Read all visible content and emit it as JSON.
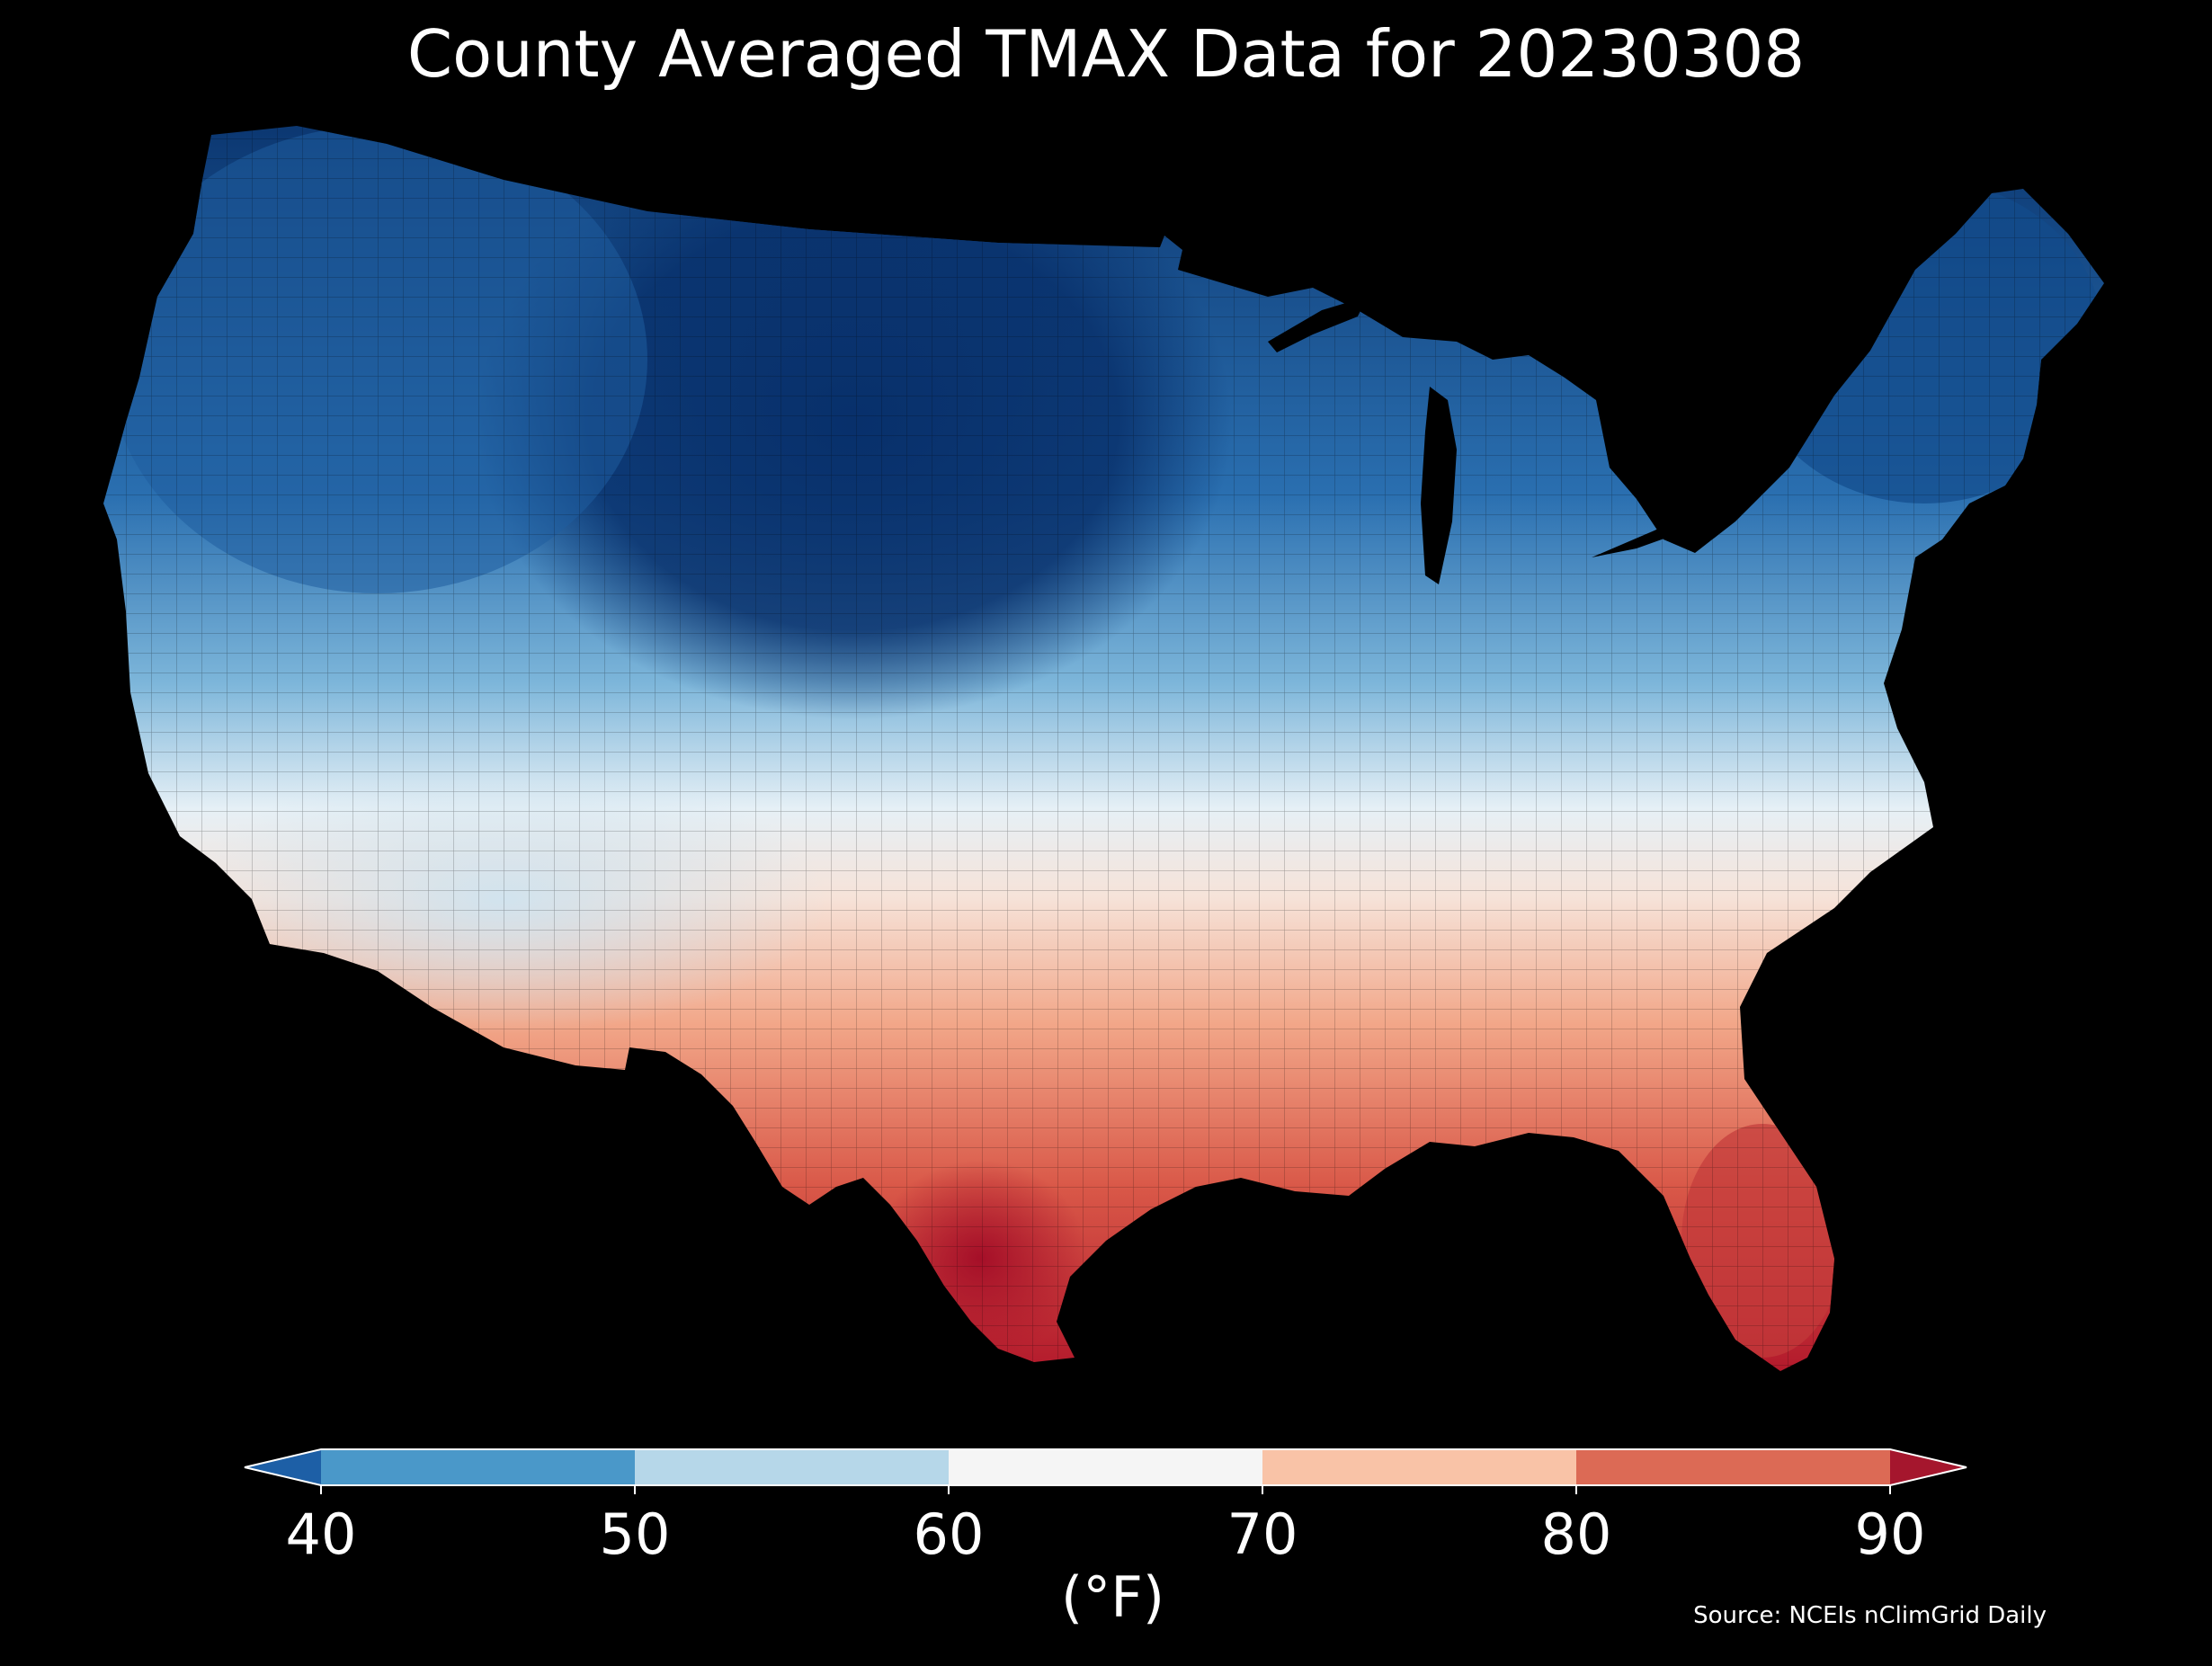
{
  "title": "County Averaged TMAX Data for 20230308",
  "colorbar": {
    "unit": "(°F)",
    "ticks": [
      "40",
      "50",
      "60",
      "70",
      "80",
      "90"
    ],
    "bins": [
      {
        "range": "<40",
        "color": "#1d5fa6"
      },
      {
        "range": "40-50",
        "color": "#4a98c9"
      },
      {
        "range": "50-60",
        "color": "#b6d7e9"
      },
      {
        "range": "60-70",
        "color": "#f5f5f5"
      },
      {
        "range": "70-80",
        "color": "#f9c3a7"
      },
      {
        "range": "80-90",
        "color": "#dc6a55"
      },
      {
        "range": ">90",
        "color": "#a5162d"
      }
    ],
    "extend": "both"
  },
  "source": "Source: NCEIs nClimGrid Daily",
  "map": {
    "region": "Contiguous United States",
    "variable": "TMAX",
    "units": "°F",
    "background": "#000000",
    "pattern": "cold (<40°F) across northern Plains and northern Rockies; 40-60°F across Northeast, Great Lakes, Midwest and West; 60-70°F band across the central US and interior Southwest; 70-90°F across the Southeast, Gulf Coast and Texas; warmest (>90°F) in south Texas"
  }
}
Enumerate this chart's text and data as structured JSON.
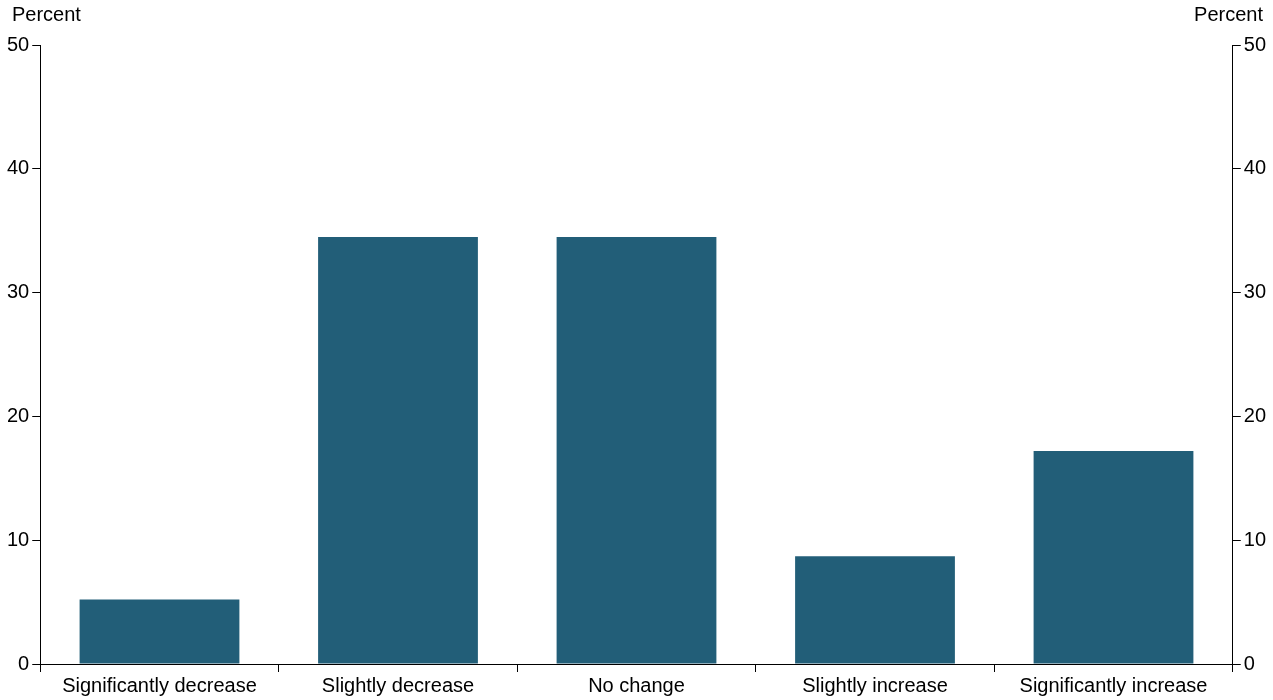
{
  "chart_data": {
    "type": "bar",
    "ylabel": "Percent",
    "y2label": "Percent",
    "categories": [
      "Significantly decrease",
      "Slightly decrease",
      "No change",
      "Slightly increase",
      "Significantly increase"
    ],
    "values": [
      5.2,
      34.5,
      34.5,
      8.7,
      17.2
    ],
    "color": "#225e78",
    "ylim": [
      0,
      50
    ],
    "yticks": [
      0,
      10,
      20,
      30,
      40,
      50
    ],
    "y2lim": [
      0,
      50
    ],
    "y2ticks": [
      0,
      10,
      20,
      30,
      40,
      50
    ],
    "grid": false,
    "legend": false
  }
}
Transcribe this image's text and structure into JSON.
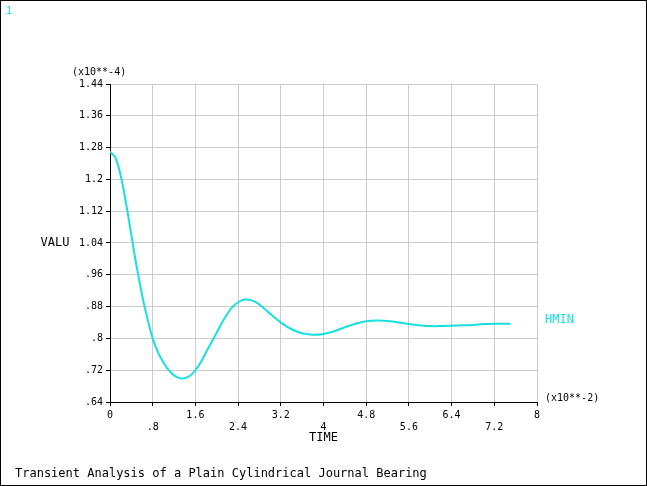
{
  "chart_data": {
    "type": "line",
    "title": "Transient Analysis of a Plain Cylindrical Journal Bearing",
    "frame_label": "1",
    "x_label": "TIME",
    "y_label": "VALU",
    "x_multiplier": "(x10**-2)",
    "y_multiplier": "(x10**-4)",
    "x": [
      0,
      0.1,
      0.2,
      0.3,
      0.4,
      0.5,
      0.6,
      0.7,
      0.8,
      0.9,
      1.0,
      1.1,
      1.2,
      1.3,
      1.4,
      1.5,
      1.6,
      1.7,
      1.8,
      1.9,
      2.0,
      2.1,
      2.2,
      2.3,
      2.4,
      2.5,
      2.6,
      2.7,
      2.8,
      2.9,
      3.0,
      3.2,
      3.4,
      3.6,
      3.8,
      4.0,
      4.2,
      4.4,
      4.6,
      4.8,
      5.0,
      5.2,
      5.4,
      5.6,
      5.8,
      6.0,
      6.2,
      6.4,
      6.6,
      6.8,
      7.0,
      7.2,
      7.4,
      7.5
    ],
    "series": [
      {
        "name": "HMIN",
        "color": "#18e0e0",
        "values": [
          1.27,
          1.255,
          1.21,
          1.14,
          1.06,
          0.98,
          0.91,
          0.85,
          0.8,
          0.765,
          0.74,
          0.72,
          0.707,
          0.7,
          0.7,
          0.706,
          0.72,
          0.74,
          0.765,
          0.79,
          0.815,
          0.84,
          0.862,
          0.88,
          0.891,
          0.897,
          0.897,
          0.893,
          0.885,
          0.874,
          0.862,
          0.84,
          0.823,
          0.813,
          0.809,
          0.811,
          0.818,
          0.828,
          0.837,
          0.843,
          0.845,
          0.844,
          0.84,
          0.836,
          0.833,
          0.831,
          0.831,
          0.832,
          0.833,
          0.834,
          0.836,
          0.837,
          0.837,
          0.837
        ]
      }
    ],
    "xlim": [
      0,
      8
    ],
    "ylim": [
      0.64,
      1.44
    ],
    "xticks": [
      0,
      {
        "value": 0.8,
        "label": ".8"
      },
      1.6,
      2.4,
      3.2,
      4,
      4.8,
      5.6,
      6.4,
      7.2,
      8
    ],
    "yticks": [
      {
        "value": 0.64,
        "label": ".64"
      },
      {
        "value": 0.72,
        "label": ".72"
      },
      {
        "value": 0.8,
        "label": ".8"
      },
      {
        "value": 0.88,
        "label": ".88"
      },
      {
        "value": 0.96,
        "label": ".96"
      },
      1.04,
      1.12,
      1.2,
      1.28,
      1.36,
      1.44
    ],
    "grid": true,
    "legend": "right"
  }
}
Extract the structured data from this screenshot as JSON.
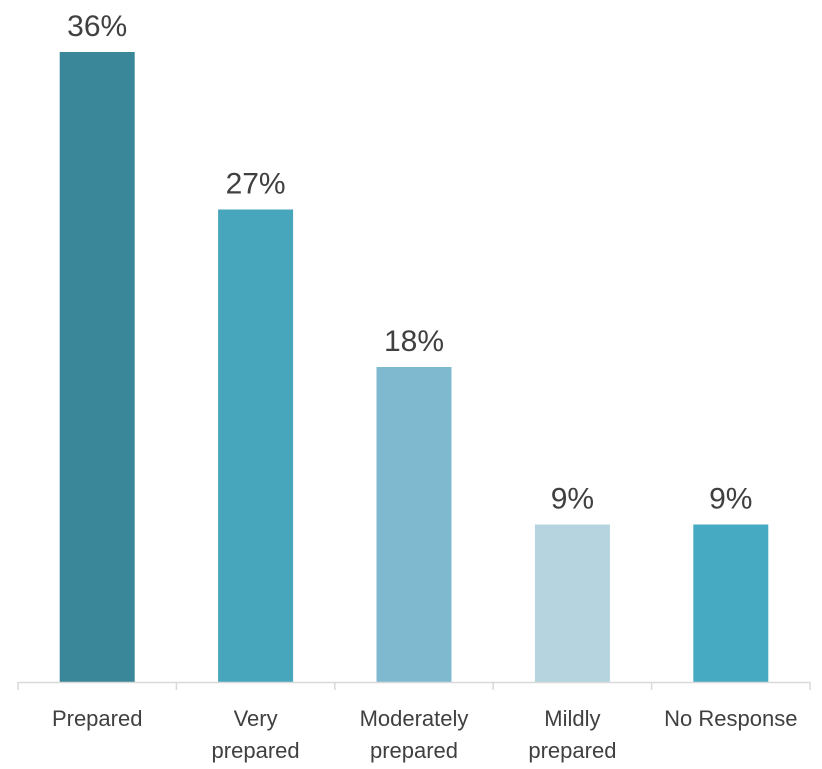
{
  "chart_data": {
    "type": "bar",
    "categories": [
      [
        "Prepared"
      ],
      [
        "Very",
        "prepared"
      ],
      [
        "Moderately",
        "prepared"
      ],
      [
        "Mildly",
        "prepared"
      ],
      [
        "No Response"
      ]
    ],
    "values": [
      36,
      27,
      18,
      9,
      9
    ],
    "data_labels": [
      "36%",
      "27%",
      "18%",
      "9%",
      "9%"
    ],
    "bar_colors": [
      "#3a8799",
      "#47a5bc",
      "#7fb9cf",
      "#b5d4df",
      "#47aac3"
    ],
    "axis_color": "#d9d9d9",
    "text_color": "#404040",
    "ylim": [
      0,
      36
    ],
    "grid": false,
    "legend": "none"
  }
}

━━━━━━━━━━━━━━━━━━━━

--- SHORT TASK ---
Leave the pictures out and write out every entry exactly as given.

--- CORRECT ANSWER ---
Read all visible content and emit it as JSON.
{
  "title": "County Averaged TMAX Data for 20230308",
  "colorbar": {
    "unit": "(°F)",
    "ticks": [
      "40",
      "50",
      "60",
      "70",
      "80",
      "90"
    ],
    "bins": [
      {
        "range": "<40",
        "color": "#1d5fa6"
      },
      {
        "range": "40-50",
        "color": "#4a98c9"
      },
      {
        "range": "50-60",
        "color": "#b6d7e9"
      },
      {
        "range": "60-70",
        "color": "#f5f5f5"
      },
      {
        "range": "70-80",
        "color": "#f9c3a7"
      },
      {
        "range": "80-90",
        "color": "#dc6a55"
      },
      {
        "range": ">90",
        "color": "#a5162d"
      }
    ],
    "extend": "both"
  },
  "source": "Source: NCEIs nClimGrid Daily",
  "map": {
    "region": "Contiguous United States",
    "variable": "TMAX",
    "units": "°F",
    "background": "#000000",
    "pattern": "cold (<40°F) across northern Plains and northern Rockies; 40-60°F across Northeast, Great Lakes, Midwest and West; 60-70°F band across the central US and interior Southwest; 70-90°F across the Southeast, Gulf Coast and Texas; warmest (>90°F) in south Texas"
  }
}
Enumerate this chart's text and data as structured JSON.
{
  "chart_data": {
    "type": "bar",
    "ylabel": "Percent",
    "y2label": "Percent",
    "categories": [
      "Significantly decrease",
      "Slightly decrease",
      "No change",
      "Slightly increase",
      "Significantly increase"
    ],
    "values": [
      5.2,
      34.5,
      34.5,
      8.7,
      17.2
    ],
    "color": "#225e78",
    "ylim": [
      0,
      50
    ],
    "yticks": [
      0,
      10,
      20,
      30,
      40,
      50
    ],
    "y2lim": [
      0,
      50
    ],
    "y2ticks": [
      0,
      10,
      20,
      30,
      40,
      50
    ],
    "grid": false,
    "legend": false
  }
}
Transcribe this image's text and structure into JSON.
{
  "chart_data": {
    "type": "line",
    "title": "Transient Analysis of a Plain Cylindrical Journal Bearing",
    "frame_label": "1",
    "x_label": "TIME",
    "y_label": "VALU",
    "x_multiplier": "(x10**-2)",
    "y_multiplier": "(x10**-4)",
    "x": [
      0,
      0.1,
      0.2,
      0.3,
      0.4,
      0.5,
      0.6,
      0.7,
      0.8,
      0.9,
      1.0,
      1.1,
      1.2,
      1.3,
      1.4,
      1.5,
      1.6,
      1.7,
      1.8,
      1.9,
      2.0,
      2.1,
      2.2,
      2.3,
      2.4,
      2.5,
      2.6,
      2.7,
      2.8,
      2.9,
      3.0,
      3.2,
      3.4,
      3.6,
      3.8,
      4.0,
      4.2,
      4.4,
      4.6,
      4.8,
      5.0,
      5.2,
      5.4,
      5.6,
      5.8,
      6.0,
      6.2,
      6.4,
      6.6,
      6.8,
      7.0,
      7.2,
      7.4,
      7.5
    ],
    "series": [
      {
        "name": "HMIN",
        "color": "#18e0e0",
        "values": [
          1.27,
          1.255,
          1.21,
          1.14,
          1.06,
          0.98,
          0.91,
          0.85,
          0.8,
          0.765,
          0.74,
          0.72,
          0.707,
          0.7,
          0.7,
          0.706,
          0.72,
          0.74,
          0.765,
          0.79,
          0.815,
          0.84,
          0.862,
          0.88,
          0.891,
          0.897,
          0.897,
          0.893,
          0.885,
          0.874,
          0.862,
          0.84,
          0.823,
          0.813,
          0.809,
          0.811,
          0.818,
          0.828,
          0.837,
          0.843,
          0.845,
          0.844,
          0.84,
          0.836,
          0.833,
          0.831,
          0.831,
          0.832,
          0.833,
          0.834,
          0.836,
          0.837,
          0.837,
          0.837
        ]
      }
    ],
    "xlim": [
      0,
      8
    ],
    "ylim": [
      0.64,
      1.44
    ],
    "xticks": [
      0,
      {
        "value": 0.8,
        "label": ".8"
      },
      1.6,
      2.4,
      3.2,
      4,
      4.8,
      5.6,
      6.4,
      7.2,
      8
    ],
    "yticks": [
      {
        "value": 0.64,
        "label": ".64"
      },
      {
        "value": 0.72,
        "label": ".72"
      },
      {
        "value": 0.8,
        "label": ".8"
      },
      {
        "value": 0.88,
        "label": ".88"
      },
      {
        "value": 0.96,
        "label": ".96"
      },
      1.04,
      1.12,
      1.2,
      1.28,
      1.36,
      1.44
    ],
    "grid": true,
    "legend": "right"
  }
}
Extract the structured data from this screenshot as JSON.
{
  "chart_data": {
    "type": "bar",
    "categories": [
      [
        "Prepared"
      ],
      [
        "Very",
        "prepared"
      ],
      [
        "Moderately",
        "prepared"
      ],
      [
        "Mildly",
        "prepared"
      ],
      [
        "No Response"
      ]
    ],
    "values": [
      36,
      27,
      18,
      9,
      9
    ],
    "data_labels": [
      "36%",
      "27%",
      "18%",
      "9%",
      "9%"
    ],
    "bar_colors": [
      "#3a8799",
      "#47a5bc",
      "#7fb9cf",
      "#b5d4df",
      "#47aac3"
    ],
    "axis_color": "#d9d9d9",
    "text_color": "#404040",
    "ylim": [
      0,
      36
    ],
    "grid": false,
    "legend": "none"
  }
}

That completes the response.